**Your goal**
Will you extract the entries word for word? Images should not appear in the copy.

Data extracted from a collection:

——————

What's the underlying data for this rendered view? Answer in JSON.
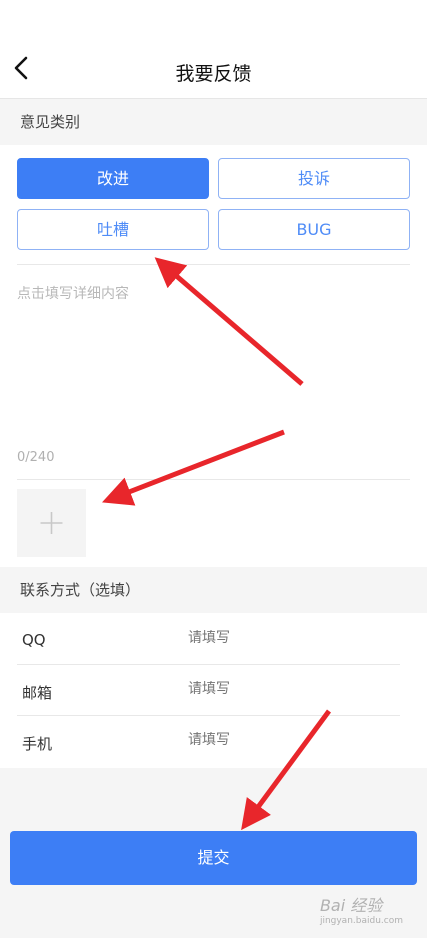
{
  "header": {
    "title": "我要反馈",
    "back_icon": "chevron-left-icon"
  },
  "category": {
    "label": "意见类别",
    "options": [
      {
        "label": "改进",
        "selected": true
      },
      {
        "label": "投诉",
        "selected": false
      },
      {
        "label": "吐槽",
        "selected": false
      },
      {
        "label": "BUG",
        "selected": false
      }
    ]
  },
  "detail": {
    "placeholder": "点击填写详细内容",
    "counter": "0/240"
  },
  "upload": {
    "icon": "plus-icon"
  },
  "contact": {
    "label": "联系方式（选填）",
    "rows": [
      {
        "label": "QQ",
        "placeholder": "请填写"
      },
      {
        "label": "邮箱",
        "placeholder": "请填写"
      },
      {
        "label": "手机",
        "placeholder": "请填写"
      }
    ]
  },
  "submit": {
    "label": "提交"
  },
  "watermark": {
    "text": "Bai 经验",
    "sub": "jingyan.baidu.com"
  },
  "colors": {
    "accent": "#3d7ef5",
    "annotation_arrow": "#e8262b"
  }
}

——————

**Full answer**
What's the underlying data for this rendered view? Answer in JSON.
{
  "header": {
    "title": "我要反馈",
    "back_icon": "chevron-left-icon"
  },
  "category": {
    "label": "意见类别",
    "options": [
      {
        "label": "改进",
        "selected": true
      },
      {
        "label": "投诉",
        "selected": false
      },
      {
        "label": "吐槽",
        "selected": false
      },
      {
        "label": "BUG",
        "selected": false
      }
    ]
  },
  "detail": {
    "placeholder": "点击填写详细内容",
    "counter": "0/240"
  },
  "upload": {
    "icon": "plus-icon"
  },
  "contact": {
    "label": "联系方式（选填）",
    "rows": [
      {
        "label": "QQ",
        "placeholder": "请填写"
      },
      {
        "label": "邮箱",
        "placeholder": "请填写"
      },
      {
        "label": "手机",
        "placeholder": "请填写"
      }
    ]
  },
  "submit": {
    "label": "提交"
  },
  "watermark": {
    "text": "Bai 经验",
    "sub": "jingyan.baidu.com"
  },
  "colors": {
    "accent": "#3d7ef5",
    "annotation_arrow": "#e8262b"
  }
}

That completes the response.